RAW RECORDS:
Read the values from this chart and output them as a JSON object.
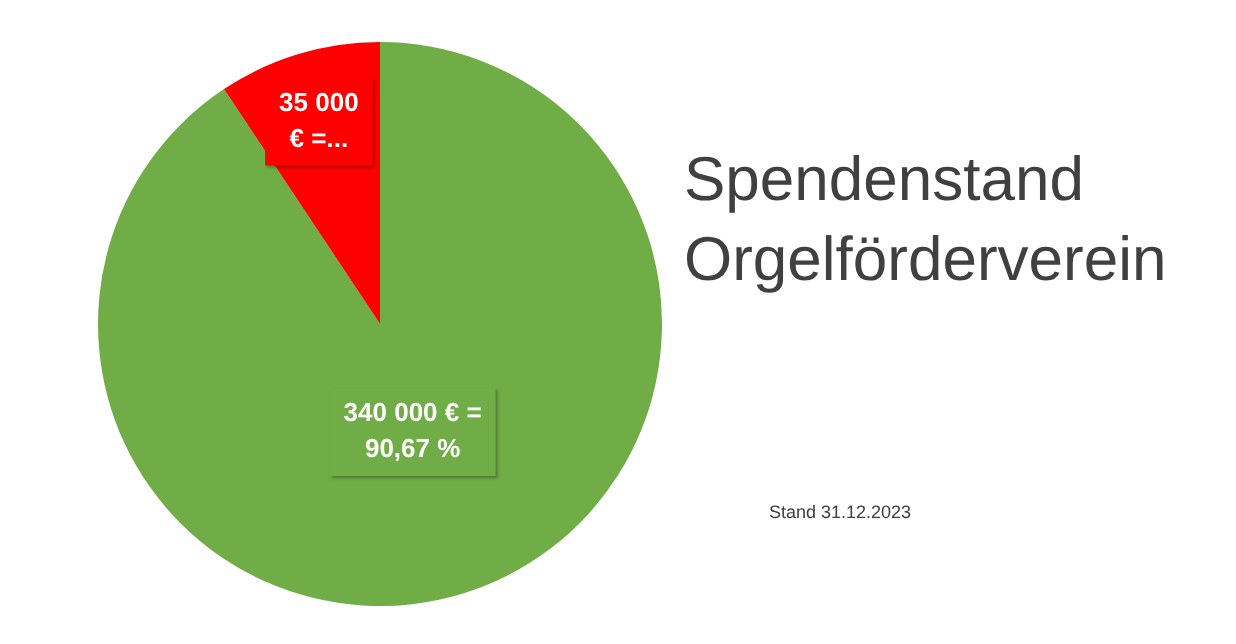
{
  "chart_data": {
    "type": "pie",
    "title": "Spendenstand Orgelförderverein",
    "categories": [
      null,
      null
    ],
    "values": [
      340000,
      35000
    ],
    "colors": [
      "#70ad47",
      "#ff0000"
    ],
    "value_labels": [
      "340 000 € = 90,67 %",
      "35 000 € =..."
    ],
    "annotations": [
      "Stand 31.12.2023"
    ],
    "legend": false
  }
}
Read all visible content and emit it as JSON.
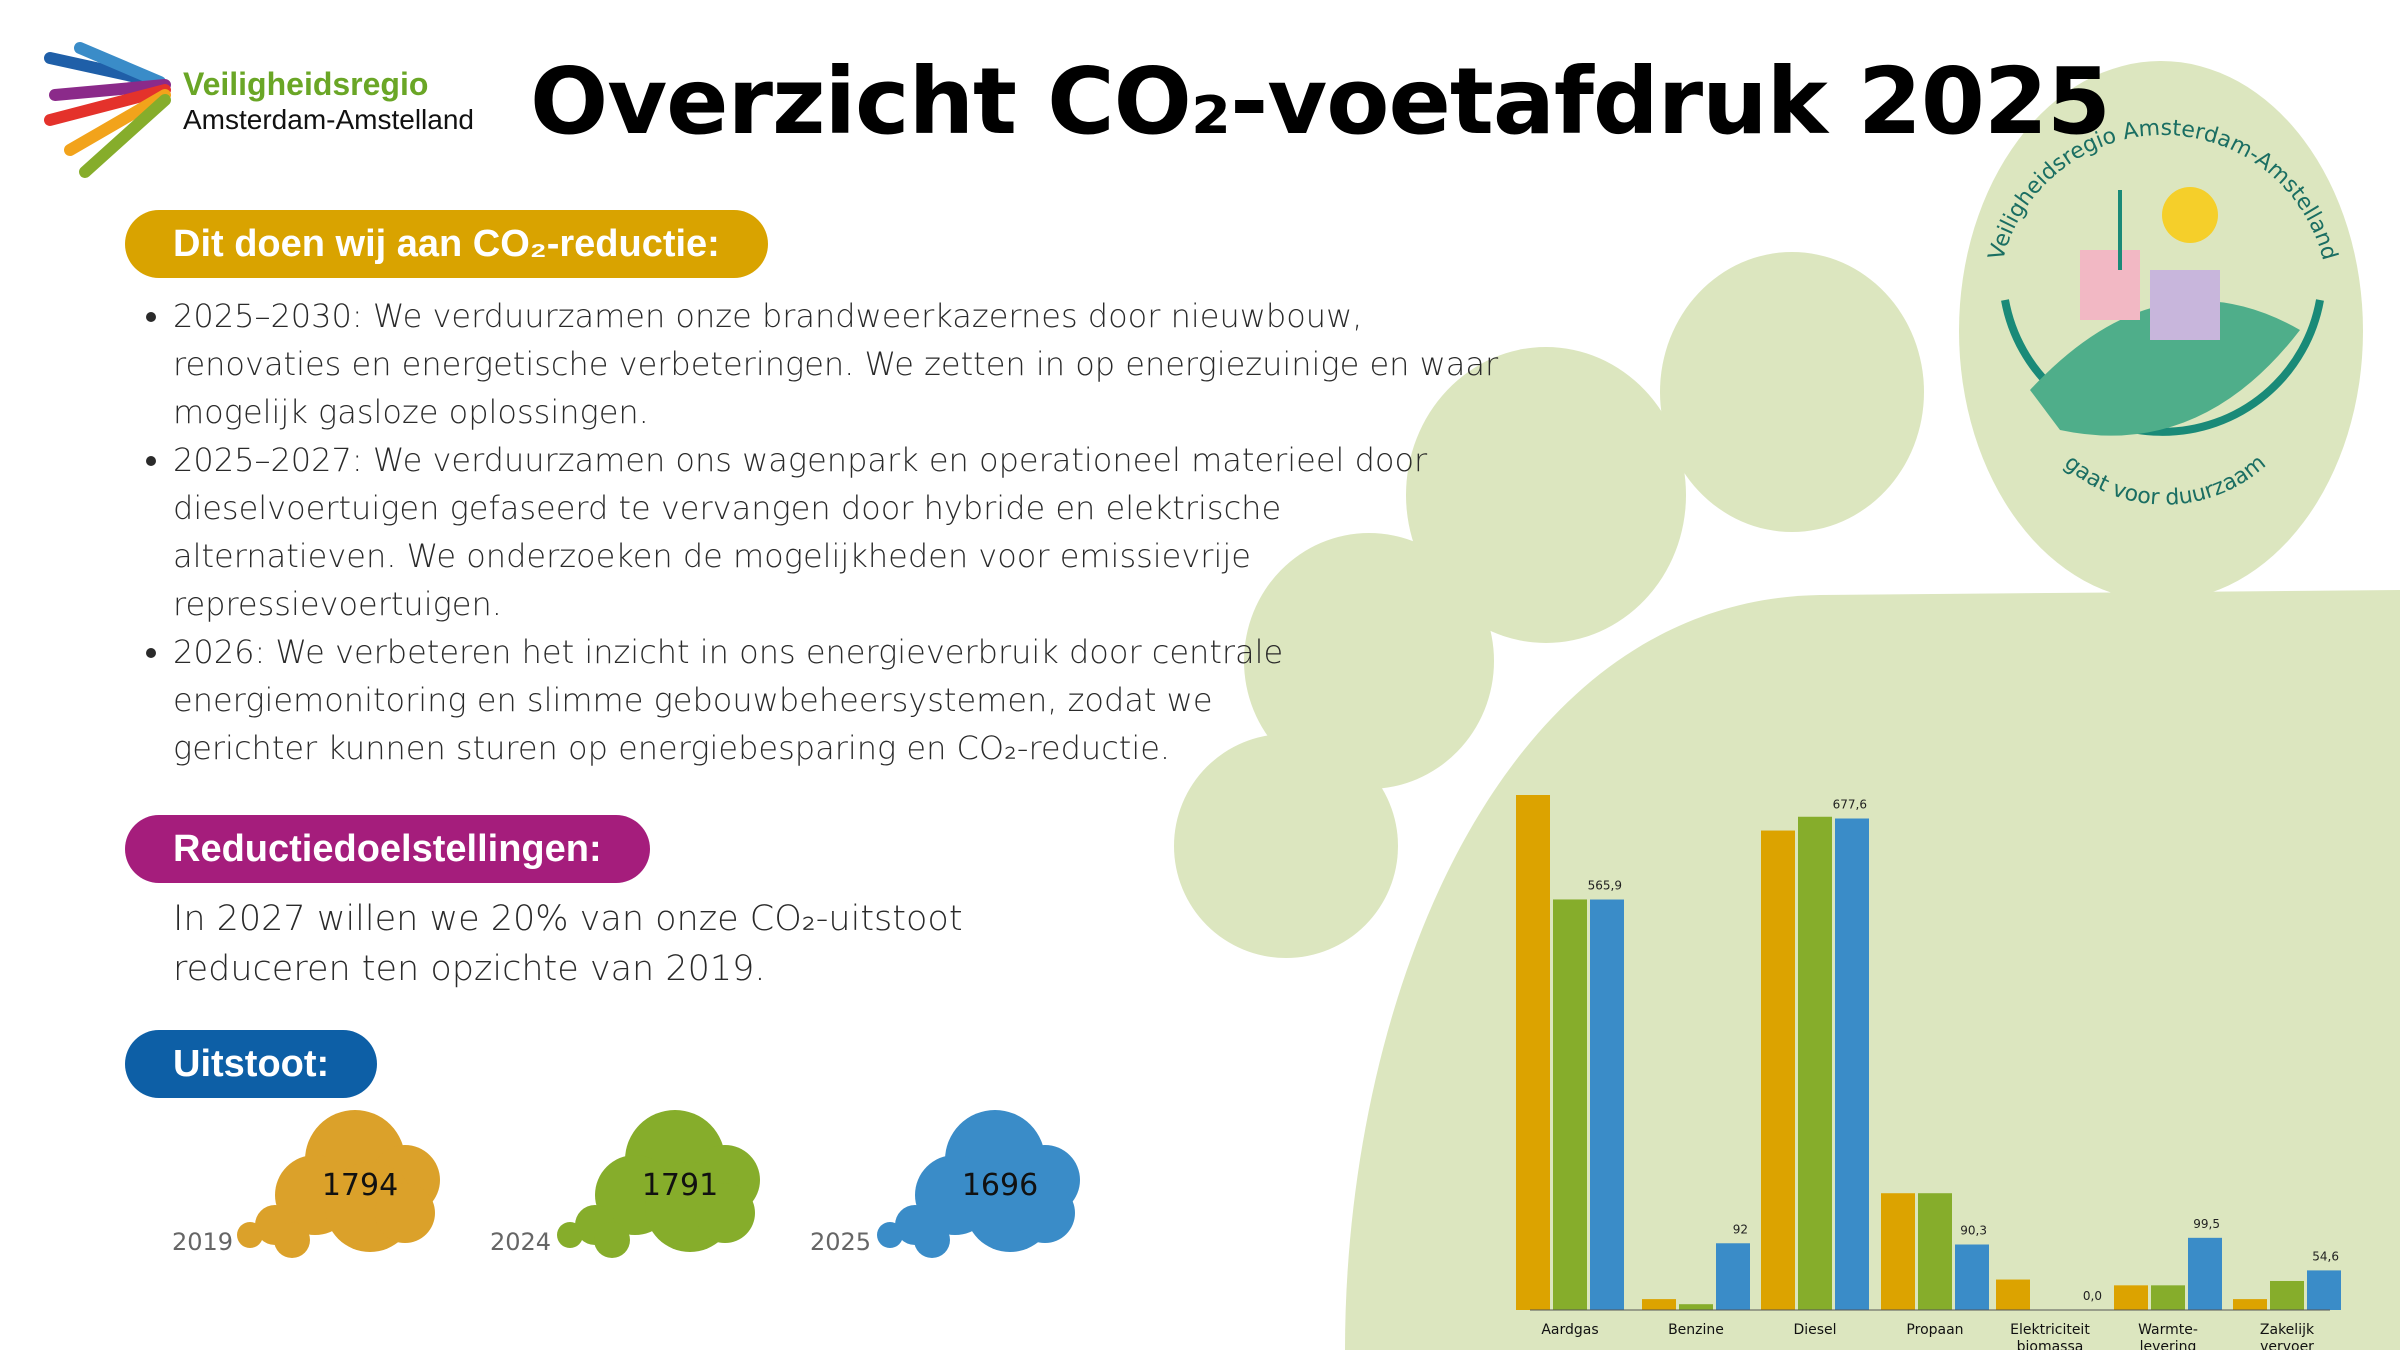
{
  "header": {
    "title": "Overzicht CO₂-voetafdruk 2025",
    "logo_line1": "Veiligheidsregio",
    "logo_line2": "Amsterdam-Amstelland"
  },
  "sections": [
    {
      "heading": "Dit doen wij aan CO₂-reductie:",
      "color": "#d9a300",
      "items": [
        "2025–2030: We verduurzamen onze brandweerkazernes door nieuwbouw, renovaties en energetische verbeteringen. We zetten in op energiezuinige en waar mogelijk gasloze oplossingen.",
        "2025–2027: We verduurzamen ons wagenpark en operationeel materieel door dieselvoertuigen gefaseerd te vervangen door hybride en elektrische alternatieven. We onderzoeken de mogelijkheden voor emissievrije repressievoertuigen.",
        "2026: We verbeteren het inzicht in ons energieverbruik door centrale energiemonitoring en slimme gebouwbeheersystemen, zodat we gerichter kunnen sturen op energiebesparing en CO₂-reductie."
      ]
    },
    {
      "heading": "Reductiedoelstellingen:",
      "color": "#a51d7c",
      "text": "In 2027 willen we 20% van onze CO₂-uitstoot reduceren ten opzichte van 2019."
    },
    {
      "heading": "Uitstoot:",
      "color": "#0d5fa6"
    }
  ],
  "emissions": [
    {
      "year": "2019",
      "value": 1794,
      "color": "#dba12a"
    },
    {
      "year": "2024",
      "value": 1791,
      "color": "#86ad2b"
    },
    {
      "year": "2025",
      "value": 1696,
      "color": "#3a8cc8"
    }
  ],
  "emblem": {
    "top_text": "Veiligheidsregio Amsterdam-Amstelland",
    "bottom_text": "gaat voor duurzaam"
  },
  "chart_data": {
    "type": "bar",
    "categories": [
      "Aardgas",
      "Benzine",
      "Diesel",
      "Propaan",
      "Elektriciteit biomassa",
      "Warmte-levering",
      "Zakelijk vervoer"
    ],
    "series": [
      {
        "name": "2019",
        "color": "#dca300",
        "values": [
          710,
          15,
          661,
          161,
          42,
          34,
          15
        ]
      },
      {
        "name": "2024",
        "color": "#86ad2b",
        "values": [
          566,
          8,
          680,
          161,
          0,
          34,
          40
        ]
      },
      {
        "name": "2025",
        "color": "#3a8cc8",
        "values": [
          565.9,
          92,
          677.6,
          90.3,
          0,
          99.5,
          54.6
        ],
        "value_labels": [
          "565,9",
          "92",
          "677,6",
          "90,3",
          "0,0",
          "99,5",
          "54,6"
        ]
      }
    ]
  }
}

EXERCISE:
Reproduce every line exactly and omit all pictures.

EXERCISE ANSWER:
Read the values from this chart and output them as a JSON object.
{
  "chart_data": {
    "type": "pie",
    "title": "Spendenstand Orgelförderverein",
    "categories": [
      null,
      null
    ],
    "values": [
      340000,
      35000
    ],
    "colors": [
      "#70ad47",
      "#ff0000"
    ],
    "value_labels": [
      "340 000 € = 90,67 %",
      "35 000 € =..."
    ],
    "annotations": [
      "Stand 31.12.2023"
    ],
    "legend": false
  }
}
Read all visible content and emit it as JSON.
{
  "header": {
    "title": "Overzicht CO₂-voetafdruk 2025",
    "logo_line1": "Veiligheidsregio",
    "logo_line2": "Amsterdam-Amstelland"
  },
  "sections": [
    {
      "heading": "Dit doen wij aan CO₂-reductie:",
      "color": "#d9a300",
      "items": [
        "2025–2030: We verduurzamen onze brandweerkazernes door nieuwbouw, renovaties en energetische verbeteringen. We zetten in op energiezuinige en waar mogelijk gasloze oplossingen.",
        "2025–2027: We verduurzamen ons wagenpark en operationeel materieel door dieselvoertuigen gefaseerd te vervangen door hybride en elektrische alternatieven. We onderzoeken de mogelijkheden voor emissievrije repressievoertuigen.",
        "2026: We verbeteren het inzicht in ons energieverbruik door centrale energiemonitoring en slimme gebouwbeheersystemen, zodat we gerichter kunnen sturen op energiebesparing en CO₂-reductie."
      ]
    },
    {
      "heading": "Reductiedoelstellingen:",
      "color": "#a51d7c",
      "text": "In 2027 willen we 20% van onze CO₂-uitstoot reduceren ten opzichte van 2019."
    },
    {
      "heading": "Uitstoot:",
      "color": "#0d5fa6"
    }
  ],
  "emissions": [
    {
      "year": "2019",
      "value": 1794,
      "color": "#dba12a"
    },
    {
      "year": "2024",
      "value": 1791,
      "color": "#86ad2b"
    },
    {
      "year": "2025",
      "value": 1696,
      "color": "#3a8cc8"
    }
  ],
  "emblem": {
    "top_text": "Veiligheidsregio Amsterdam-Amstelland",
    "bottom_text": "gaat voor duurzaam"
  },
  "chart_data": {
    "type": "bar",
    "categories": [
      "Aardgas",
      "Benzine",
      "Diesel",
      "Propaan",
      "Elektriciteit biomassa",
      "Warmte-levering",
      "Zakelijk vervoer"
    ],
    "series": [
      {
        "name": "2019",
        "color": "#dca300",
        "values": [
          710,
          15,
          661,
          161,
          42,
          34,
          15
        ]
      },
      {
        "name": "2024",
        "color": "#86ad2b",
        "values": [
          566,
          8,
          680,
          161,
          0,
          34,
          40
        ]
      },
      {
        "name": "2025",
        "color": "#3a8cc8",
        "values": [
          565.9,
          92,
          677.6,
          90.3,
          0,
          99.5,
          54.6
        ],
        "value_labels": [
          "565,9",
          "92",
          "677,6",
          "90,3",
          "0,0",
          "99,5",
          "54,6"
        ]
      }
    ]
  }
}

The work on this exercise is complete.